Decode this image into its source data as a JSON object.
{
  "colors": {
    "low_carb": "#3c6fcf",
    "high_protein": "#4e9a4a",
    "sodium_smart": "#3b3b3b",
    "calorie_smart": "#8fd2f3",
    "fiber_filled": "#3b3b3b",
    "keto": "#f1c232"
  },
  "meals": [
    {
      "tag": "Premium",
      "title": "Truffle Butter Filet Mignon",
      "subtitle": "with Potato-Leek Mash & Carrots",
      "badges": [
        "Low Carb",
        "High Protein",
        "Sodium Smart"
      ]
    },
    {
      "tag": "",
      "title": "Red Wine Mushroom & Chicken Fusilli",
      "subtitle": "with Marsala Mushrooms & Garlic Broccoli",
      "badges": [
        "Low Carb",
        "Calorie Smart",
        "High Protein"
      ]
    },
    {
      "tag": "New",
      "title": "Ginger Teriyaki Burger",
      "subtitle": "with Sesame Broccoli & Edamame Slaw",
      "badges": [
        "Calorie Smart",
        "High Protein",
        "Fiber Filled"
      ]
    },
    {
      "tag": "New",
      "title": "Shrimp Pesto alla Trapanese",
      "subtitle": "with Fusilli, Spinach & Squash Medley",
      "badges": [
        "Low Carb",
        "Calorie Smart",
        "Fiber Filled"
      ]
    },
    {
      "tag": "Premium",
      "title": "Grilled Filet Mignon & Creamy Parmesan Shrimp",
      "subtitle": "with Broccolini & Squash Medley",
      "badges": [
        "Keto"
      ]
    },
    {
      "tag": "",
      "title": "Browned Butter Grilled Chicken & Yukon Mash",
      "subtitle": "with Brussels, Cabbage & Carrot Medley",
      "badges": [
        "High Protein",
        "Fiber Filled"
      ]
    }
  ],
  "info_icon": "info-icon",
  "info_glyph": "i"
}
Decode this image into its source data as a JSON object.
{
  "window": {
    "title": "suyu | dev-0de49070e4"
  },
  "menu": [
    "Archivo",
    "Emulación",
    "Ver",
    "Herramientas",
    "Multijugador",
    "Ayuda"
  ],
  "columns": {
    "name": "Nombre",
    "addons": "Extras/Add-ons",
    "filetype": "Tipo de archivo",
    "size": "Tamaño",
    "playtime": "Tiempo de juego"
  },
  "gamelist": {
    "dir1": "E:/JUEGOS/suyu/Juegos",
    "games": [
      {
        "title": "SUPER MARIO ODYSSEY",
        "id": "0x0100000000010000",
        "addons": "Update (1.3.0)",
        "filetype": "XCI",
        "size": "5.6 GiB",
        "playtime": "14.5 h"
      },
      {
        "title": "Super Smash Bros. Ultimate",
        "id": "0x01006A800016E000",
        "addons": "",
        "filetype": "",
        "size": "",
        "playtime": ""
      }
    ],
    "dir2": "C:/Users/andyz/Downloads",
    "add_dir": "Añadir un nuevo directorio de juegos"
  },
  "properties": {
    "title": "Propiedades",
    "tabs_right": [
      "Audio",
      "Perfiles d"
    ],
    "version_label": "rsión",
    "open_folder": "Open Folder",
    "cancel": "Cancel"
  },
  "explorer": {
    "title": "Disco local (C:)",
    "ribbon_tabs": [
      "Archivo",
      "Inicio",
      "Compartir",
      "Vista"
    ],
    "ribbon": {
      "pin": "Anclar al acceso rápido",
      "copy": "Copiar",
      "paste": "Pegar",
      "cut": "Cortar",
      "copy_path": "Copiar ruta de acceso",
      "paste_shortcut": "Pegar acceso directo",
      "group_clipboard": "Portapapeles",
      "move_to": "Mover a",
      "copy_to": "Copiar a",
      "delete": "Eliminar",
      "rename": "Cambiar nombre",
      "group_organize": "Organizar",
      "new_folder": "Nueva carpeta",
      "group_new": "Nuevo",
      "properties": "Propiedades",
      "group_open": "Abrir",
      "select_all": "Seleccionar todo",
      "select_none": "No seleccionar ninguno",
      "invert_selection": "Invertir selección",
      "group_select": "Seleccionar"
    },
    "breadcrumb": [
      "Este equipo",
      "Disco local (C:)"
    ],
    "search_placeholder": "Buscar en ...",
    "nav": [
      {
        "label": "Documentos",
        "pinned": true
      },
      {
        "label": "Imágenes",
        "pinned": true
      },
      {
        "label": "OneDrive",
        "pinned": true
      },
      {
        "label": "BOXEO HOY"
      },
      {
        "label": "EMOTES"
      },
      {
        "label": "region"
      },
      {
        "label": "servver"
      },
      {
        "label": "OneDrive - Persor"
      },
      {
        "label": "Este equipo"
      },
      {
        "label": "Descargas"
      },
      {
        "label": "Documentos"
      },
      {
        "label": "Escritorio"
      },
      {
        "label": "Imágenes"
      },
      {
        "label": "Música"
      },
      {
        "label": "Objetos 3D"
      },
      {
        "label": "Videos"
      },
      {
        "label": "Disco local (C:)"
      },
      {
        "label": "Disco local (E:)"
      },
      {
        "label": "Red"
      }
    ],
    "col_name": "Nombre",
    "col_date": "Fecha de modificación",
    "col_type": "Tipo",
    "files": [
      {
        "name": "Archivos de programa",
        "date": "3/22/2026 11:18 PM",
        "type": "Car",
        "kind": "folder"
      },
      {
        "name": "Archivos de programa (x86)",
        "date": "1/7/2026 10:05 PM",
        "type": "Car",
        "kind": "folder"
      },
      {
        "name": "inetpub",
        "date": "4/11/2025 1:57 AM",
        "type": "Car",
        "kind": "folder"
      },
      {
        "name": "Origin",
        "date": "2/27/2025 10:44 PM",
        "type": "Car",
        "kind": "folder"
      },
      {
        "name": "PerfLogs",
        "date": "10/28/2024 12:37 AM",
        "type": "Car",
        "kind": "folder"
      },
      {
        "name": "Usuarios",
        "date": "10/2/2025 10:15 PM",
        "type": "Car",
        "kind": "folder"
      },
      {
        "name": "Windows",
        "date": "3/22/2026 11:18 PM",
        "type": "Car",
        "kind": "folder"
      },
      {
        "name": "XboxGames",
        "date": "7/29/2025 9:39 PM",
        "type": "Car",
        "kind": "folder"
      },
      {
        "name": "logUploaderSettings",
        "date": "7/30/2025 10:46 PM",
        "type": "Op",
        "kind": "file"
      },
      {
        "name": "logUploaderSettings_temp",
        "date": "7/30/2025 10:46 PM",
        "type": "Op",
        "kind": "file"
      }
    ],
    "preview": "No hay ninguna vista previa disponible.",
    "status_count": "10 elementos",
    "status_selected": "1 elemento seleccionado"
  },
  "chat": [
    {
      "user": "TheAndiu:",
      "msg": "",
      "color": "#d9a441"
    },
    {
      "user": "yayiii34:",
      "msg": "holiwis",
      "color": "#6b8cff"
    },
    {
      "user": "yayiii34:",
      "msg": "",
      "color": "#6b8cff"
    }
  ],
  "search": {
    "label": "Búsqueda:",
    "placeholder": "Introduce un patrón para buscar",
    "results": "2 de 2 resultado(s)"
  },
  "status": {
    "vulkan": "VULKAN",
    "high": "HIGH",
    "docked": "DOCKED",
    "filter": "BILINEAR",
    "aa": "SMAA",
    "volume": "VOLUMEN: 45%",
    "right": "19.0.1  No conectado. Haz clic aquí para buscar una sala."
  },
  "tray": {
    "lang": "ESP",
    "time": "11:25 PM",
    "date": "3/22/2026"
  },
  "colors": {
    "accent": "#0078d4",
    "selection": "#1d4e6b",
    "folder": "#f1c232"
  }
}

# # # #

# PROBLEM DESCRIPTION
Would you please return every line in the listing where "para" shows up?

# SOLUTION TO THIS EXERCISE
    "placeholder": "Introduce un patrón para buscar",
    "right": "19.0.1  No conectado. Haz clic aquí para buscar una sala."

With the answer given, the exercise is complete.